-- RECORDS SUPPLIED --
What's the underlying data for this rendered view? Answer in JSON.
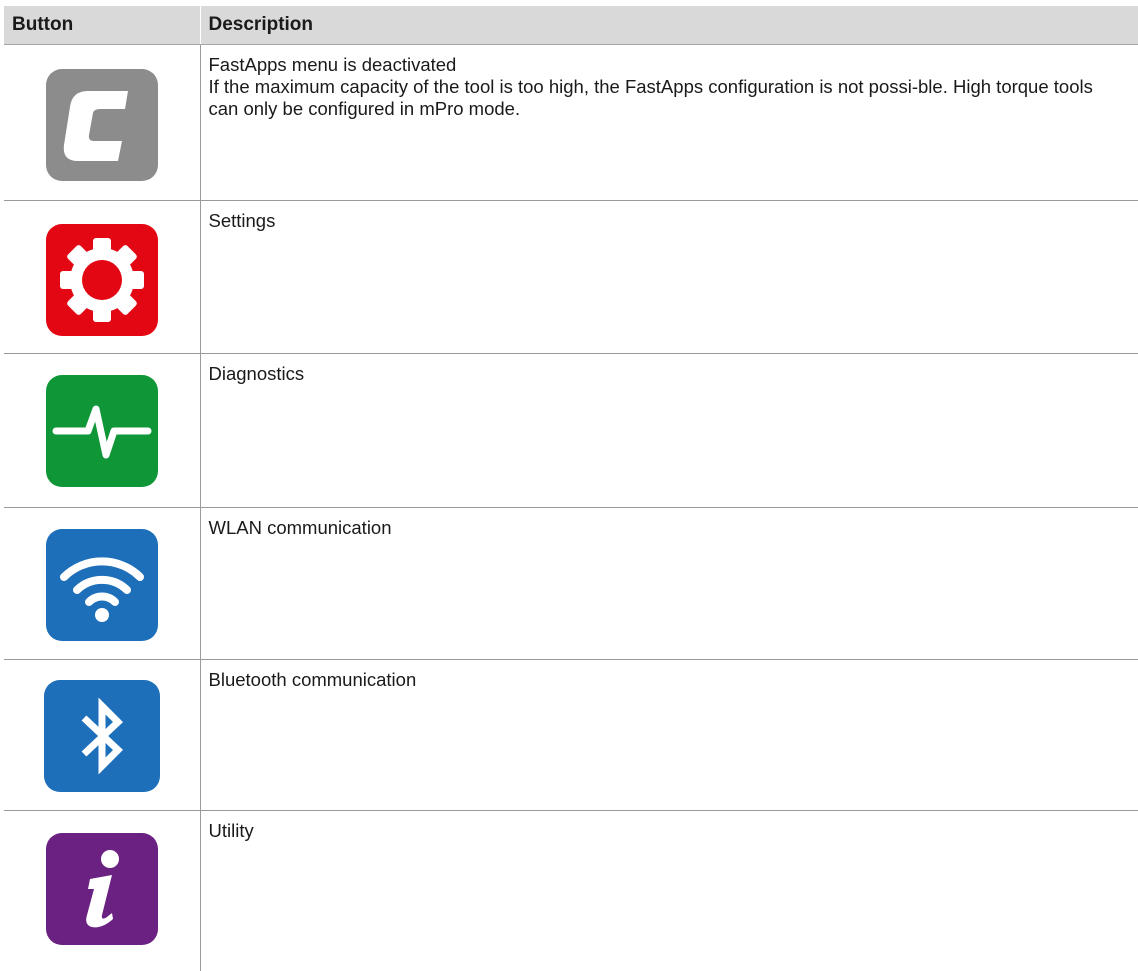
{
  "table": {
    "headers": {
      "button": "Button",
      "description": "Description"
    },
    "rows": [
      {
        "icon": "fastapps-c-icon",
        "color": "#8c8c8c",
        "title": "FastApps menu is deactivated",
        "body": "If the maximum capacity of the tool is too high, the FastApps configuration is not possi-ble. High torque tools can only be configured in mPro mode."
      },
      {
        "icon": "gear-icon",
        "color": "#e30613",
        "title": "Settings",
        "body": ""
      },
      {
        "icon": "pulse-icon",
        "color": "#0f9637",
        "title": "Diagnostics",
        "body": ""
      },
      {
        "icon": "wifi-icon",
        "color": "#1e6fba",
        "title": "WLAN communication",
        "body": ""
      },
      {
        "icon": "bluetooth-icon",
        "color": "#1e6fba",
        "title": "Bluetooth communication",
        "body": ""
      },
      {
        "icon": "info-icon",
        "color": "#6a2182",
        "title": "Utility",
        "body": ""
      }
    ]
  }
}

-- WHAT IS ASKED --
From the listing, copy each line containing the word "icon".

-- RESULT --
        "icon": "fastapps-c-icon",
        "icon": "gear-icon",
        "icon": "pulse-icon",
        "icon": "wifi-icon",
        "icon": "bluetooth-icon",
        "icon": "info-icon",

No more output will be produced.